Stored entries:
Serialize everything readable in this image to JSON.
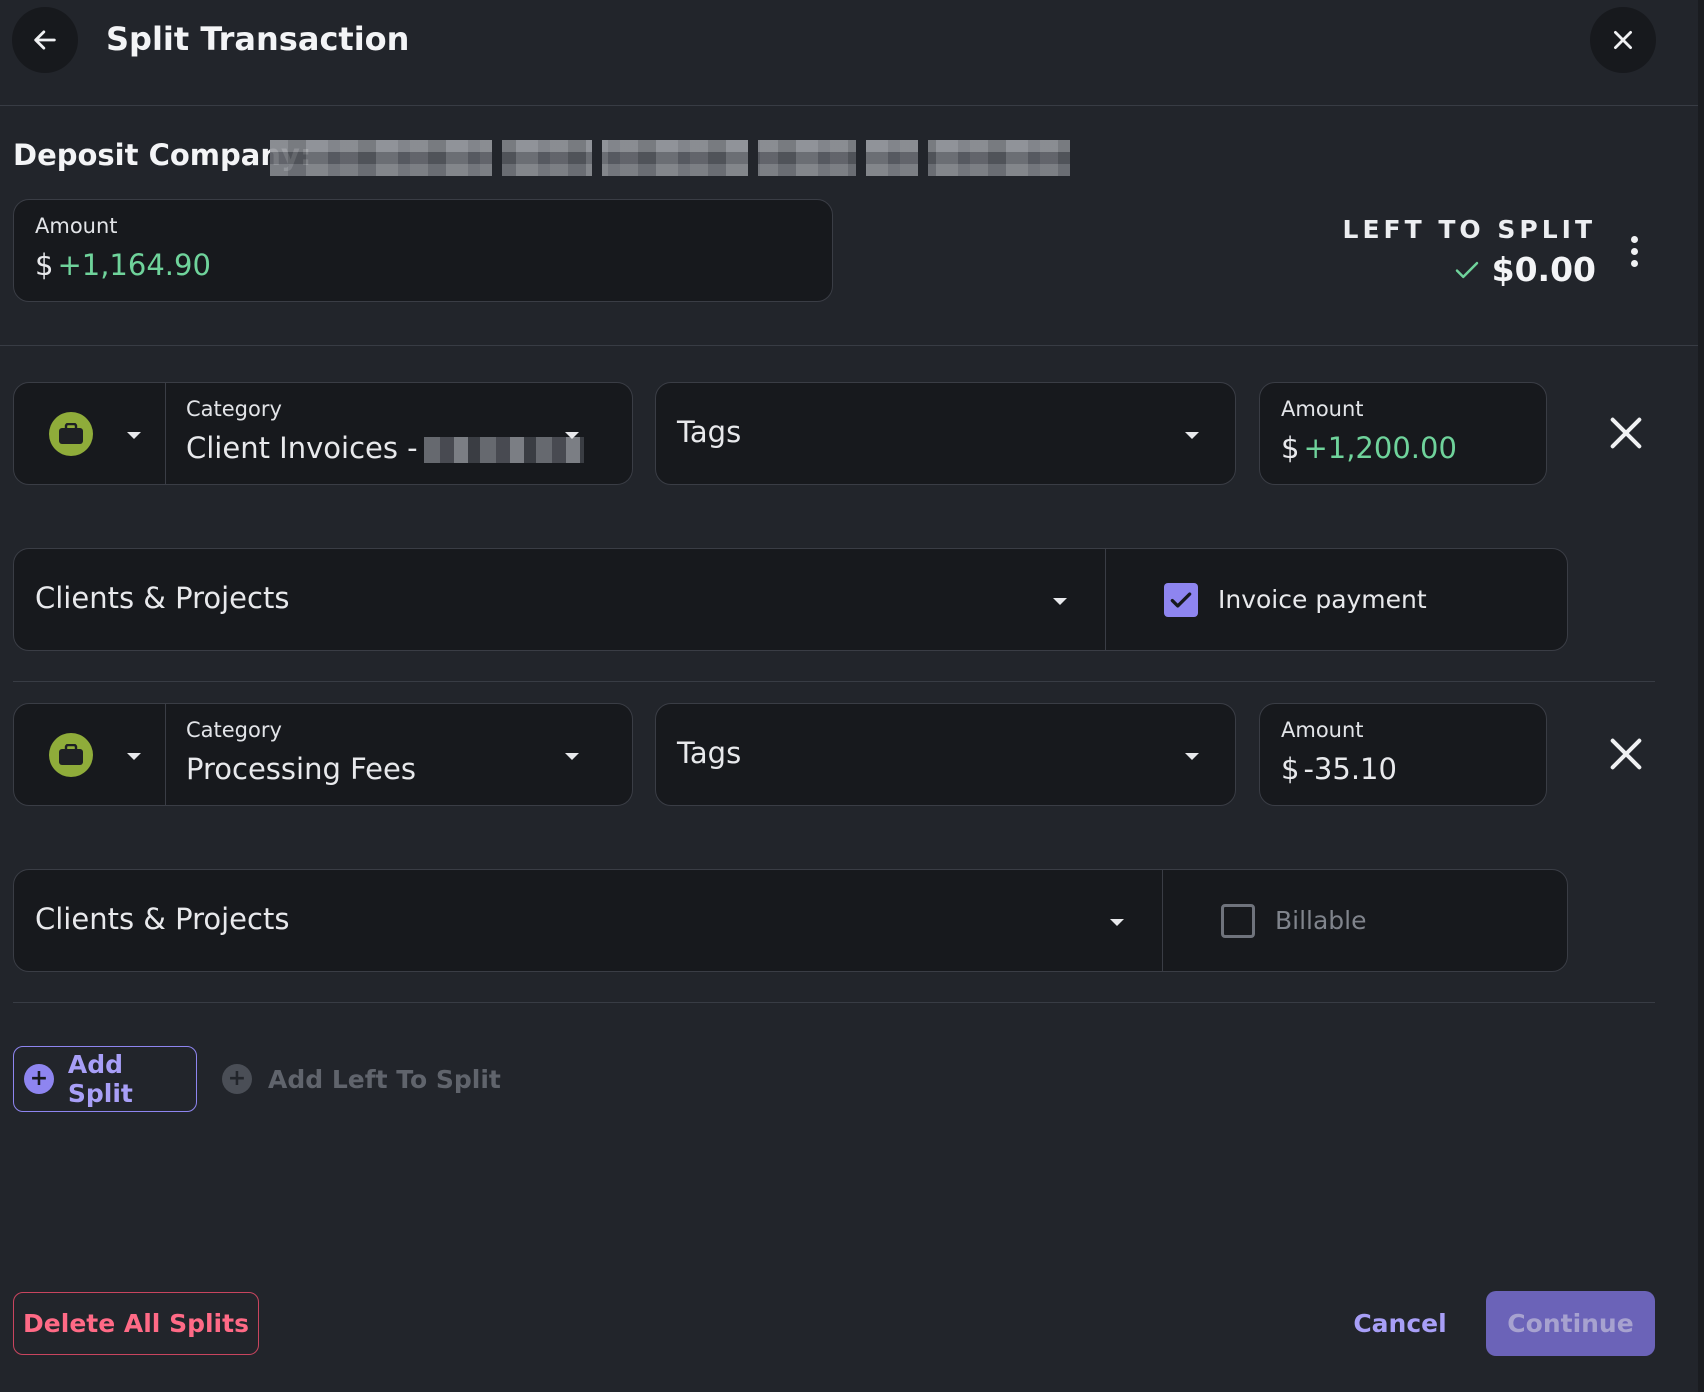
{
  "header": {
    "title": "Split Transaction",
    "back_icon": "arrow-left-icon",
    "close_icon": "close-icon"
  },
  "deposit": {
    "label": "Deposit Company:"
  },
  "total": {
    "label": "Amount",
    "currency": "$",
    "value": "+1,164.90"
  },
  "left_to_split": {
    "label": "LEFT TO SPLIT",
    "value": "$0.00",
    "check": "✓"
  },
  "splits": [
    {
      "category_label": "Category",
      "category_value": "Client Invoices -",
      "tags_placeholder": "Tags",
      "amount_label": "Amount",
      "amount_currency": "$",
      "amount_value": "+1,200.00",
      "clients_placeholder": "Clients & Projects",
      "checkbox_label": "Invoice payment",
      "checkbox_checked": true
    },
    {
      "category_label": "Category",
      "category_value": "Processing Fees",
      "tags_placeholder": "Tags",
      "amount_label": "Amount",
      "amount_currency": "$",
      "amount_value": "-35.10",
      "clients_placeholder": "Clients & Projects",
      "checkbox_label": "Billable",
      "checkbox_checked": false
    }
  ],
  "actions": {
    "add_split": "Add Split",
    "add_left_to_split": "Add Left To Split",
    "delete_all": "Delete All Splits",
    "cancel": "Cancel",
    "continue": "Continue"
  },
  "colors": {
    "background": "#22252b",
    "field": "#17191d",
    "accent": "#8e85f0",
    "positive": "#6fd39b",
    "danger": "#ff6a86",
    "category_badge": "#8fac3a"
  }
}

Task directions:
The entries above are to be returned exactly, without their pictures.

Full response:
Serialize everything readable in this image to JSON.
{
  "header": {
    "title": "Split Transaction",
    "back_icon": "arrow-left-icon",
    "close_icon": "close-icon"
  },
  "deposit": {
    "label": "Deposit Company:"
  },
  "total": {
    "label": "Amount",
    "currency": "$",
    "value": "+1,164.90"
  },
  "left_to_split": {
    "label": "LEFT TO SPLIT",
    "value": "$0.00",
    "check": "✓"
  },
  "splits": [
    {
      "category_label": "Category",
      "category_value": "Client Invoices -",
      "tags_placeholder": "Tags",
      "amount_label": "Amount",
      "amount_currency": "$",
      "amount_value": "+1,200.00",
      "clients_placeholder": "Clients & Projects",
      "checkbox_label": "Invoice payment",
      "checkbox_checked": true
    },
    {
      "category_label": "Category",
      "category_value": "Processing Fees",
      "tags_placeholder": "Tags",
      "amount_label": "Amount",
      "amount_currency": "$",
      "amount_value": "-35.10",
      "clients_placeholder": "Clients & Projects",
      "checkbox_label": "Billable",
      "checkbox_checked": false
    }
  ],
  "actions": {
    "add_split": "Add Split",
    "add_left_to_split": "Add Left To Split",
    "delete_all": "Delete All Splits",
    "cancel": "Cancel",
    "continue": "Continue"
  },
  "colors": {
    "background": "#22252b",
    "field": "#17191d",
    "accent": "#8e85f0",
    "positive": "#6fd39b",
    "danger": "#ff6a86",
    "category_badge": "#8fac3a"
  }
}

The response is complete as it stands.